## BEGIN DATASET CONTENT

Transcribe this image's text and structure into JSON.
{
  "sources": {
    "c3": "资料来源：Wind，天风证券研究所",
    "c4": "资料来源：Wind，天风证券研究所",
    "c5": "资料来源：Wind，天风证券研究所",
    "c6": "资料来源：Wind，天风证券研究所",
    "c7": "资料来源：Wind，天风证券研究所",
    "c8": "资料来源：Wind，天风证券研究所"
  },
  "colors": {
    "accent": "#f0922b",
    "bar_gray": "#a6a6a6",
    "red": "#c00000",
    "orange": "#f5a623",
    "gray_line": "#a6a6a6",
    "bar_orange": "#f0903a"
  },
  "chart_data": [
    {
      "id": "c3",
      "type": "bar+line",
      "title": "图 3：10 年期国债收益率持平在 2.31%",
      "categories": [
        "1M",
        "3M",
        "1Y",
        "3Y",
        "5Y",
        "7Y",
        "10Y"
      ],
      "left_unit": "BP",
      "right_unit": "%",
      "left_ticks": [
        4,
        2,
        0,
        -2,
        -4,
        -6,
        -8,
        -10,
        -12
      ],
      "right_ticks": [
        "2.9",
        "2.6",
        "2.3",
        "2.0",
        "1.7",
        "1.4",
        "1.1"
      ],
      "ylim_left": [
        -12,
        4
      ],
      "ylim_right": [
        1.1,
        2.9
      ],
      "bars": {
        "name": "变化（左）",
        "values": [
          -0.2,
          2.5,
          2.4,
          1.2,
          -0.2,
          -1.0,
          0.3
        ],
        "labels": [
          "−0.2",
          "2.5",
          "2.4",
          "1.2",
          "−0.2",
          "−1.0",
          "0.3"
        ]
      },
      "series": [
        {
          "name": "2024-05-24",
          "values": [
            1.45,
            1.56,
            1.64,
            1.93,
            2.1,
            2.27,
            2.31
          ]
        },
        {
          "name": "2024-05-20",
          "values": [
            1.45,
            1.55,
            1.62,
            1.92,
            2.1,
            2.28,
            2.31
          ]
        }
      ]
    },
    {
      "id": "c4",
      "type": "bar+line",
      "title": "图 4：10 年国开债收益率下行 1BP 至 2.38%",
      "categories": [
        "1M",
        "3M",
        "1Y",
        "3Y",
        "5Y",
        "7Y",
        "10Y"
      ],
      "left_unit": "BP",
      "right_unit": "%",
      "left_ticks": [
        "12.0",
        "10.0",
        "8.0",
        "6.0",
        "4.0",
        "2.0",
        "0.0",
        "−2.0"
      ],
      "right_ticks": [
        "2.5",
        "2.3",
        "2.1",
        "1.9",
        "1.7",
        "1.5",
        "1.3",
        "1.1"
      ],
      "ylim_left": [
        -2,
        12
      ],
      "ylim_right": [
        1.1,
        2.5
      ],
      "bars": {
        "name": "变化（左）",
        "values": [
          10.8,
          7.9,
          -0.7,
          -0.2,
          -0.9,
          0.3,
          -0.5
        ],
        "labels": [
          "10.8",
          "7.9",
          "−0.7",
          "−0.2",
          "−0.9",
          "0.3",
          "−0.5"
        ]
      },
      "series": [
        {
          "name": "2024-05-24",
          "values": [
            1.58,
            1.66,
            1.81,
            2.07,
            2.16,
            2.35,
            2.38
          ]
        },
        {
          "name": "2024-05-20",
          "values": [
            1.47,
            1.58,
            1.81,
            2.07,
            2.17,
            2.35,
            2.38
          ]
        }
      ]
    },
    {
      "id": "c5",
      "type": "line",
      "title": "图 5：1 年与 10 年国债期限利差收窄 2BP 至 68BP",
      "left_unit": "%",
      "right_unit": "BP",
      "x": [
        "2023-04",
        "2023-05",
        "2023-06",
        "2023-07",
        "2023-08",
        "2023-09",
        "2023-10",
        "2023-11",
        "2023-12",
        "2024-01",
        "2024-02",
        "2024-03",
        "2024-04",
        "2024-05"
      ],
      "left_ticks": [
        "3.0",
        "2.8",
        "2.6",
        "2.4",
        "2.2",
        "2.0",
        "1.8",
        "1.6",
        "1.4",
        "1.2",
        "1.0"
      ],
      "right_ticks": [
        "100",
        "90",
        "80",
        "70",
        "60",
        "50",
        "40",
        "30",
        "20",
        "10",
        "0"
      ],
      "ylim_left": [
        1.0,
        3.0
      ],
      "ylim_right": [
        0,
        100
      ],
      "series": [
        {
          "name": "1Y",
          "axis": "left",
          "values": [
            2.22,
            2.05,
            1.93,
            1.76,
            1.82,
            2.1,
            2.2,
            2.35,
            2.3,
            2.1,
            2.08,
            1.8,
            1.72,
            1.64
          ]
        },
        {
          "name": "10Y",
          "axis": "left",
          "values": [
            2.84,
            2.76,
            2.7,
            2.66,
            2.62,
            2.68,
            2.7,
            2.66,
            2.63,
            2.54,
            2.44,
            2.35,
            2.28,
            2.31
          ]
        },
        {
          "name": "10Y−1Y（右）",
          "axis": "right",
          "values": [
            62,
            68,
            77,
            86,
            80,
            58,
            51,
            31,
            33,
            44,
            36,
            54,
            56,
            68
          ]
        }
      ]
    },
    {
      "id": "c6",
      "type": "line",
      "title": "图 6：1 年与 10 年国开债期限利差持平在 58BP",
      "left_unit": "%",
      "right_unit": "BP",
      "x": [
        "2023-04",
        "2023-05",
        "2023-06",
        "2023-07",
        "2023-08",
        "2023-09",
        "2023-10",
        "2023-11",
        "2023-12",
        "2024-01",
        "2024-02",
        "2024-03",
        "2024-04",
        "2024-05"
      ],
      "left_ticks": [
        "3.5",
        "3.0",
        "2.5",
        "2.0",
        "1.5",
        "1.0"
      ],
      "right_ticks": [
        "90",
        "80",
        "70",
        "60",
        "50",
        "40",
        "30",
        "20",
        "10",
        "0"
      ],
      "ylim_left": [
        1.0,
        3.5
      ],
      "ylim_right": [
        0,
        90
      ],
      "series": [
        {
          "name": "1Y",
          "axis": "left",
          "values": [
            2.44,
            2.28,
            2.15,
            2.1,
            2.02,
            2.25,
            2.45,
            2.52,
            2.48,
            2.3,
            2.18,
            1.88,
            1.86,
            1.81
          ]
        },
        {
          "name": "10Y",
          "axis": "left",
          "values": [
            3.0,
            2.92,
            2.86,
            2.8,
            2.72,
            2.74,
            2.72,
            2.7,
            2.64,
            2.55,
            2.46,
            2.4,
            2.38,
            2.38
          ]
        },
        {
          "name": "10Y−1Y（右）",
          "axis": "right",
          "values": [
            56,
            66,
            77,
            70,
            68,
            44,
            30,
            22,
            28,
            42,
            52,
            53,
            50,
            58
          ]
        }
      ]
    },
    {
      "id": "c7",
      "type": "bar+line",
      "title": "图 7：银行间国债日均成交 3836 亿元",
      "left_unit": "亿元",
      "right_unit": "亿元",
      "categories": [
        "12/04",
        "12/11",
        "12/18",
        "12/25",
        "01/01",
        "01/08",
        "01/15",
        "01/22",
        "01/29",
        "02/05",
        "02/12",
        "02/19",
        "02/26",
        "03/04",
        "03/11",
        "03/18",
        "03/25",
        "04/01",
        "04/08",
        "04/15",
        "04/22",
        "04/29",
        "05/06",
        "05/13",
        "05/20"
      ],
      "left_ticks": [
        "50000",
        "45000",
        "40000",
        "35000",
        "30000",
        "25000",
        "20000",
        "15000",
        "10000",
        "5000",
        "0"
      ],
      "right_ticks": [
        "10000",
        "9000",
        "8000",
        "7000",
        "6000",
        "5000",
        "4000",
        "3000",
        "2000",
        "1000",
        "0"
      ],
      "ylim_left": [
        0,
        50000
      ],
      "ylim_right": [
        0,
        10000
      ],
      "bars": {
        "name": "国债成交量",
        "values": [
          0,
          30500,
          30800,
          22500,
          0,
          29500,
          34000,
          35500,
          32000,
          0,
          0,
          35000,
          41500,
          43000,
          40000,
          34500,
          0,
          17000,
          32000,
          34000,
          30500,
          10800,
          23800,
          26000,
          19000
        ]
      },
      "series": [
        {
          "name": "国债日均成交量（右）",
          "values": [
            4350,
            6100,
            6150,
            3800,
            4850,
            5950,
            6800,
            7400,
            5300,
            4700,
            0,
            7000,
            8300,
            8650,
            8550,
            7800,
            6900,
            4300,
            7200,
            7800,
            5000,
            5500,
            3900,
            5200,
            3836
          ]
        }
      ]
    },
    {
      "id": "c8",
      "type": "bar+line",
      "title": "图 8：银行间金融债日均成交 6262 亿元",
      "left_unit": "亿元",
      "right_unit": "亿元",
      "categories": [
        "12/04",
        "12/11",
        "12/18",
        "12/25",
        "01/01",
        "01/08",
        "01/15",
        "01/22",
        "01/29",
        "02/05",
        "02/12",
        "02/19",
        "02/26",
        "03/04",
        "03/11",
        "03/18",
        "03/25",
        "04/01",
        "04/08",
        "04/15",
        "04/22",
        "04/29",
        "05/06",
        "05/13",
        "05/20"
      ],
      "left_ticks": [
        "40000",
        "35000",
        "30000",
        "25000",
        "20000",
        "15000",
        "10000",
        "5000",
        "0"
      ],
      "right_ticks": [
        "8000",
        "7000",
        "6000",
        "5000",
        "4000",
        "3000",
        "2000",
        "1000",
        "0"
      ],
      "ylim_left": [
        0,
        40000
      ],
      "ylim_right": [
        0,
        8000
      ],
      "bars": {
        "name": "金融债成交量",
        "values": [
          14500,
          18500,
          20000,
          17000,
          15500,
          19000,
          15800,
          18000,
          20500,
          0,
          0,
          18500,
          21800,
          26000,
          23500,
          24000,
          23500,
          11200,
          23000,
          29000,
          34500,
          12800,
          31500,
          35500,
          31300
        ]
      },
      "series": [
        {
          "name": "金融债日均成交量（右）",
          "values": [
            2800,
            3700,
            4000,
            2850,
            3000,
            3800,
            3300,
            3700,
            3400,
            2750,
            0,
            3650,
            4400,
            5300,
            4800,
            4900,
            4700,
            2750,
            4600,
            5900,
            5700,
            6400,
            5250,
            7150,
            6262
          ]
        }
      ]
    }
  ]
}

## END DATASET CONTENT

## WHAT YOU WILL DO
Using the records above, copy every line that has the word "天风证券研究所" in it.

## FINISHED ANSWER
    "c3": "资料来源：Wind，天风证券研究所",
    "c4": "资料来源：Wind，天风证券研究所",
    "c5": "资料来源：Wind，天风证券研究所",
    "c6": "资料来源：Wind，天风证券研究所",
    "c7": "资料来源：Wind，天风证券研究所",
    "c8": "资料来源：Wind，天风证券研究所"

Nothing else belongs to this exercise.